What the exercise asks — Write out the data below in full. Keep it exact.

Material supplied —
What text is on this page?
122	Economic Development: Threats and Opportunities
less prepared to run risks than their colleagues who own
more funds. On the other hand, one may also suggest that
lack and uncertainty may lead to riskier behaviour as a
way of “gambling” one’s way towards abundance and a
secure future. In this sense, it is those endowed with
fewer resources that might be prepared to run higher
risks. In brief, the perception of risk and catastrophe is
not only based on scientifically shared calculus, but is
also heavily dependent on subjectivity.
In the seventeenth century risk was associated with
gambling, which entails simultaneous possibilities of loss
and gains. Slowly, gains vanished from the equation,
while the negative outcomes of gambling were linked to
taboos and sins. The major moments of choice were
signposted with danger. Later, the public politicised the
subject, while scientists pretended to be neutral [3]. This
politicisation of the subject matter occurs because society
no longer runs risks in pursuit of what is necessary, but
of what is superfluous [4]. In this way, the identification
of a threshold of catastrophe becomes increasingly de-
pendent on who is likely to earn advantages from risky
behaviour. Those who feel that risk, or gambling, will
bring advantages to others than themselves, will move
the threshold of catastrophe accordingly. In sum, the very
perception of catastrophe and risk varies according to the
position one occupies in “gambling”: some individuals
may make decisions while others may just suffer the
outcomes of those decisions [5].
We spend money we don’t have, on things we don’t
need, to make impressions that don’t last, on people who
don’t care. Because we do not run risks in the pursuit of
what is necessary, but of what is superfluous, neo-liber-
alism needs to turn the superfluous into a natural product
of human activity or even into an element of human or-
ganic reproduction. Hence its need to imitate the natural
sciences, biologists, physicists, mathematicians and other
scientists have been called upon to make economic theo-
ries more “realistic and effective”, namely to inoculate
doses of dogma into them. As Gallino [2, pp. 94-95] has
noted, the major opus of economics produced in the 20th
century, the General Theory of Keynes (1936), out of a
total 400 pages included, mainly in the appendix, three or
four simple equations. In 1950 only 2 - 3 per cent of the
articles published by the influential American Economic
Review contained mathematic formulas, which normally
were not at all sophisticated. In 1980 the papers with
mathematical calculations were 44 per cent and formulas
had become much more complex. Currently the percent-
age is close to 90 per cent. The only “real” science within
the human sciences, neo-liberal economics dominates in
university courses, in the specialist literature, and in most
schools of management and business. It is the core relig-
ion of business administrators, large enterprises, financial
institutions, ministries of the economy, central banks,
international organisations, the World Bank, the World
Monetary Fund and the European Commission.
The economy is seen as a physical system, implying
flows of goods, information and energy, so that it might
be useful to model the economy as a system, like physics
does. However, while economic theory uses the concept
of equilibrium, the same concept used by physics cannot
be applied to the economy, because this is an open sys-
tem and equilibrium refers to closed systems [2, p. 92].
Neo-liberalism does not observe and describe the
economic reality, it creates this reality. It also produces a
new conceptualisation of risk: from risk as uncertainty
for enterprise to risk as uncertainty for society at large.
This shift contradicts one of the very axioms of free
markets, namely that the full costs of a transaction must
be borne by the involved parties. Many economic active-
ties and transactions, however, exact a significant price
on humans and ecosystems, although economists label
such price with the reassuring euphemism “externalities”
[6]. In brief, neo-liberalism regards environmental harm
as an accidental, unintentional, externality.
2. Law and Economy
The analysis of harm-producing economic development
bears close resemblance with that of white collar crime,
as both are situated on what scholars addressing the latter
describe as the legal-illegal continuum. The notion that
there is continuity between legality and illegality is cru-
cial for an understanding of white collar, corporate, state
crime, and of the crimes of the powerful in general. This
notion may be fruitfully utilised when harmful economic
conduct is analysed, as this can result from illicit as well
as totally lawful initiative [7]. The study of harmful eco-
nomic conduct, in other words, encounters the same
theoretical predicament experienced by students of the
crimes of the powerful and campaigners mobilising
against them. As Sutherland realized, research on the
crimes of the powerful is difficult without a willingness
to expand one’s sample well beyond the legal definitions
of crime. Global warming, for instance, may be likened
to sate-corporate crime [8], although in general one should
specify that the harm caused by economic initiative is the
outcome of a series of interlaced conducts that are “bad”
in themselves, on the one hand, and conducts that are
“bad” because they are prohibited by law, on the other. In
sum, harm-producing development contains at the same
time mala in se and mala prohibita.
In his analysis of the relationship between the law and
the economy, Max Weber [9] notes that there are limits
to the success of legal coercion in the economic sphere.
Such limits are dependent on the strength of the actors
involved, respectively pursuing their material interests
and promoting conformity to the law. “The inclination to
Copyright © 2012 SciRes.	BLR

Problem solution —
What text is on this page?
122	Economic Development: Threats and Opportunities
less prepared to run risks than their colleagues who own
more funds. On the other hand, one may also suggest that
lack and uncertainty may lead to riskier behaviour as a
way of “gambling” one’s way towards abundance and a
secure future. In this sense, it is those endowed with
fewer resources that might be prepared to run higher
risks. In brief, the perception of risk and catastrophe is
not only based on scientifically shared calculus, but is
also heavily dependent on subjectivity.
In the seventeenth century risk was associated with
gambling, which entails simultaneous possibilities of loss
and gains. Slowly, gains vanished from the equation,
while the negative outcomes of gambling were linked to
taboos and sins. The major moments of choice were
signposted with danger. Later, the public politicised the
subject, while scientists pretended to be neutral [3]. This
politicisation of the subject matter occurs because society
no longer runs risks in pursuit of what is necessary, but
of what is superfluous [4]. In this way, the identification
of a threshold of catastrophe becomes increasingly de-
pendent on who is likely to earn advantages from risky
behaviour. Those who feel that risk, or gambling, will
bring advantages to others than themselves, will move
the threshold of catastrophe accordingly. In sum, the very
perception of catastrophe and risk varies according to the
position one occupies in “gambling”: some individuals
may make decisions while others may just suffer the
outcomes of those decisions [5].
We spend money we don’t have, on things we don’t
need, to make impressions that don’t last, on people who
don’t care. Because we do not run risks in the pursuit of
what is necessary, but of what is superfluous, neo-liber-
alism needs to turn the superfluous into a natural product
of human activity or even into an element of human or-
ganic reproduction. Hence its need to imitate the natural
sciences, biologists, physicists, mathematicians and other
scientists have been called upon to make economic theo-
ries more “realistic and effective”, namely to inoculate
doses of dogma into them. As Gallino [2, pp. 94-95] has
noted, the major opus of economics produced in the 20th
century, the General Theory of Keynes (1936), out of a
total 400 pages included, mainly in the appendix, three or
four simple equations. In 1950 only 2 - 3 per cent of the
articles published by the influential American Economic
Review contained mathematic formulas, which normally
were not at all sophisticated. In 1980 the papers with
mathematical calculations were 44 per cent and formulas
had become much more complex. Currently the percent-
age is close to 90 per cent. The only “real” science within
the human sciences, neo-liberal economics dominates in
university courses, in the specialist literature, and in most
schools of management and business. It is the core relig-
ion of business administrators, large enterprises, financial
institutions, ministries of the economy, central banks,
international organisations, the World Bank, the World
Monetary Fund and the European Commission.
The economy is seen as a physical system, implying
flows of goods, information and energy, so that it might
be useful to model the economy as a system, like physics
does. However, while economic theory uses the concept
of equilibrium, the same concept used by physics cannot
be applied to the economy, because this is an open sys-
tem and equilibrium refers to closed systems [2, p. 92].
Neo-liberalism does not observe and describe the
economic reality, it creates this reality. It also produces a
new conceptualisation of risk: from risk as uncertainty
for enterprise to risk as uncertainty for society at large.
This shift contradicts one of the very axioms of free
markets, namely that the full costs of a transaction must
be borne by the involved parties. Many economic active-
ties and transactions, however, exact a significant price
on humans and ecosystems, although economists label
such price with the reassuring euphemism “externalities”
[6]. In brief, neo-liberalism regards environmental harm
as an accidental, unintentional, externality.
2. Law and Economy
The analysis of harm-producing economic development
bears close resemblance with that of white collar crime,
as both are situated on what scholars addressing the latter
describe as the legal-illegal continuum. The notion that
there is continuity between legality and illegality is cru-
cial for an understanding of white collar, corporate, state
crime, and of the crimes of the powerful in general. This
notion may be fruitfully utilised when harmful economic
conduct is analysed, as this can result from illicit as well
as totally lawful initiative [7]. The study of harmful eco-
nomic conduct, in other words, encounters the same
theoretical predicament experienced by students of the
crimes of the powerful and campaigners mobilising
against them. As Sutherland realized, research on the
crimes of the powerful is difficult without a willingness
to expand one’s sample well beyond the legal definitions
of crime. Global warming, for instance, may be likened
to sate-corporate crime [8], although in general one should
specify that the harm caused by economic initiative is the
outcome of a series of interlaced conducts that are “bad”
in themselves, on the one hand, and conducts that are
“bad” because they are prohibited by law, on the other. In
sum, harm-producing development contains at the same
time mala in se and mala prohibita.
In his analysis of the relationship between the law and
the economy, Max Weber [9] notes that there are limits
to the success of legal coercion in the economic sphere.
Such limits are dependent on the strength of the actors
involved, respectively pursuing their material interests
and promoting conformity to the law. “The inclination to
Copyright © 2012 SciRes.	BLR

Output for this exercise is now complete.